**Input**
####################

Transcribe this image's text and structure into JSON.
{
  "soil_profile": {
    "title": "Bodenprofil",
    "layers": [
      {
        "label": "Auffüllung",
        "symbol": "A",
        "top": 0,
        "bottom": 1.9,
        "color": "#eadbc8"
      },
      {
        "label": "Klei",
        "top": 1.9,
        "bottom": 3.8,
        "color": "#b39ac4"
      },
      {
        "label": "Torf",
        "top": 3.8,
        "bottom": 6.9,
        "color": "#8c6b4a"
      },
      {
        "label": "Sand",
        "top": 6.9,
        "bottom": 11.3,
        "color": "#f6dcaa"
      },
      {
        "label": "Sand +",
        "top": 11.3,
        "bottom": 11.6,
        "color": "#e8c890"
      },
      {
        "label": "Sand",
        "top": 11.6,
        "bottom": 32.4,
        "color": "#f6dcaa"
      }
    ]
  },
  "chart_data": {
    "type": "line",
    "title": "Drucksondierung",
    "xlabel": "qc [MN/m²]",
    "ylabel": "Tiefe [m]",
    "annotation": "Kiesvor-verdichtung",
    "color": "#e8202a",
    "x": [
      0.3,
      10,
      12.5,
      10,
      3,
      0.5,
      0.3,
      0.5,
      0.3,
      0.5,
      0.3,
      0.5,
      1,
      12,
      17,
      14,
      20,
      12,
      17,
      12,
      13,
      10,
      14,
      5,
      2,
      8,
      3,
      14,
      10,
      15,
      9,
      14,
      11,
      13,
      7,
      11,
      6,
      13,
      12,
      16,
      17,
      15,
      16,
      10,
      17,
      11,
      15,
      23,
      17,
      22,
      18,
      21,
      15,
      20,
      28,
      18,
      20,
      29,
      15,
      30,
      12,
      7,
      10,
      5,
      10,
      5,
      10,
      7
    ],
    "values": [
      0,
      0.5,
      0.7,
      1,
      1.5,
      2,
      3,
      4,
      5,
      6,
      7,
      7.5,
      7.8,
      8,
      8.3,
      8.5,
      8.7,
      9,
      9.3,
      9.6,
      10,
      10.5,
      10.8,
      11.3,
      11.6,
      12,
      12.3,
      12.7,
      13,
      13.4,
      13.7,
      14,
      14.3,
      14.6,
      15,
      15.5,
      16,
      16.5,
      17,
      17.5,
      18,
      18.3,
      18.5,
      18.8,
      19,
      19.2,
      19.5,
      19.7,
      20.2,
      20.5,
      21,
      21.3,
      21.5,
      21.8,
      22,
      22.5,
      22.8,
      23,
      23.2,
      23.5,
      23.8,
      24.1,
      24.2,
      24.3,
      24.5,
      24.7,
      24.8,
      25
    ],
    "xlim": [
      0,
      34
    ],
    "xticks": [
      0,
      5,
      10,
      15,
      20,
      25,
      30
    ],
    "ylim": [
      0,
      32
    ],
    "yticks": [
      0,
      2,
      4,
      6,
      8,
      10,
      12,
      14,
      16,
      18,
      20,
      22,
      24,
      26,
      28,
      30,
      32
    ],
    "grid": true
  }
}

####################

**What this task involves**
Please reproduce all of the entries exactly as they stand.

**Full solution**
Transcribe this image's text and structure into JSON.
{
  "soil_profile": {
    "title": "Bodenprofil",
    "layers": [
      {
        "label": "Auffüllung",
        "symbol": "A",
        "top": 0,
        "bottom": 1.9,
        "color": "#eadbc8"
      },
      {
        "label": "Klei",
        "top": 1.9,
        "bottom": 3.8,
        "color": "#b39ac4"
      },
      {
        "label": "Torf",
        "top": 3.8,
        "bottom": 6.9,
        "color": "#8c6b4a"
      },
      {
        "label": "Sand",
        "top": 6.9,
        "bottom": 11.3,
        "color": "#f6dcaa"
      },
      {
        "label": "Sand +",
        "top": 11.3,
        "bottom": 11.6,
        "color": "#e8c890"
      },
      {
        "label": "Sand",
        "top": 11.6,
        "bottom": 32.4,
        "color": "#f6dcaa"
      }
    ]
  },
  "chart_data": {
    "type": "line",
    "title": "Drucksondierung",
    "xlabel": "qc [MN/m²]",
    "ylabel": "Tiefe [m]",
    "annotation": "Kiesvor-verdichtung",
    "color": "#e8202a",
    "x": [
      0.3,
      10,
      12.5,
      10,
      3,
      0.5,
      0.3,
      0.5,
      0.3,
      0.5,
      0.3,
      0.5,
      1,
      12,
      17,
      14,
      20,
      12,
      17,
      12,
      13,
      10,
      14,
      5,
      2,
      8,
      3,
      14,
      10,
      15,
      9,
      14,
      11,
      13,
      7,
      11,
      6,
      13,
      12,
      16,
      17,
      15,
      16,
      10,
      17,
      11,
      15,
      23,
      17,
      22,
      18,
      21,
      15,
      20,
      28,
      18,
      20,
      29,
      15,
      30,
      12,
      7,
      10,
      5,
      10,
      5,
      10,
      7
    ],
    "values": [
      0,
      0.5,
      0.7,
      1,
      1.5,
      2,
      3,
      4,
      5,
      6,
      7,
      7.5,
      7.8,
      8,
      8.3,
      8.5,
      8.7,
      9,
      9.3,
      9.6,
      10,
      10.5,
      10.8,
      11.3,
      11.6,
      12,
      12.3,
      12.7,
      13,
      13.4,
      13.7,
      14,
      14.3,
      14.6,
      15,
      15.5,
      16,
      16.5,
      17,
      17.5,
      18,
      18.3,
      18.5,
      18.8,
      19,
      19.2,
      19.5,
      19.7,
      20.2,
      20.5,
      21,
      21.3,
      21.5,
      21.8,
      22,
      22.5,
      22.8,
      23,
      23.2,
      23.5,
      23.8,
      24.1,
      24.2,
      24.3,
      24.5,
      24.7,
      24.8,
      25
    ],
    "xlim": [
      0,
      34
    ],
    "xticks": [
      0,
      5,
      10,
      15,
      20,
      25,
      30
    ],
    "ylim": [
      0,
      32
    ],
    "yticks": [
      0,
      2,
      4,
      6,
      8,
      10,
      12,
      14,
      16,
      18,
      20,
      22,
      24,
      26,
      28,
      30,
      32
    ],
    "grid": true
  }
}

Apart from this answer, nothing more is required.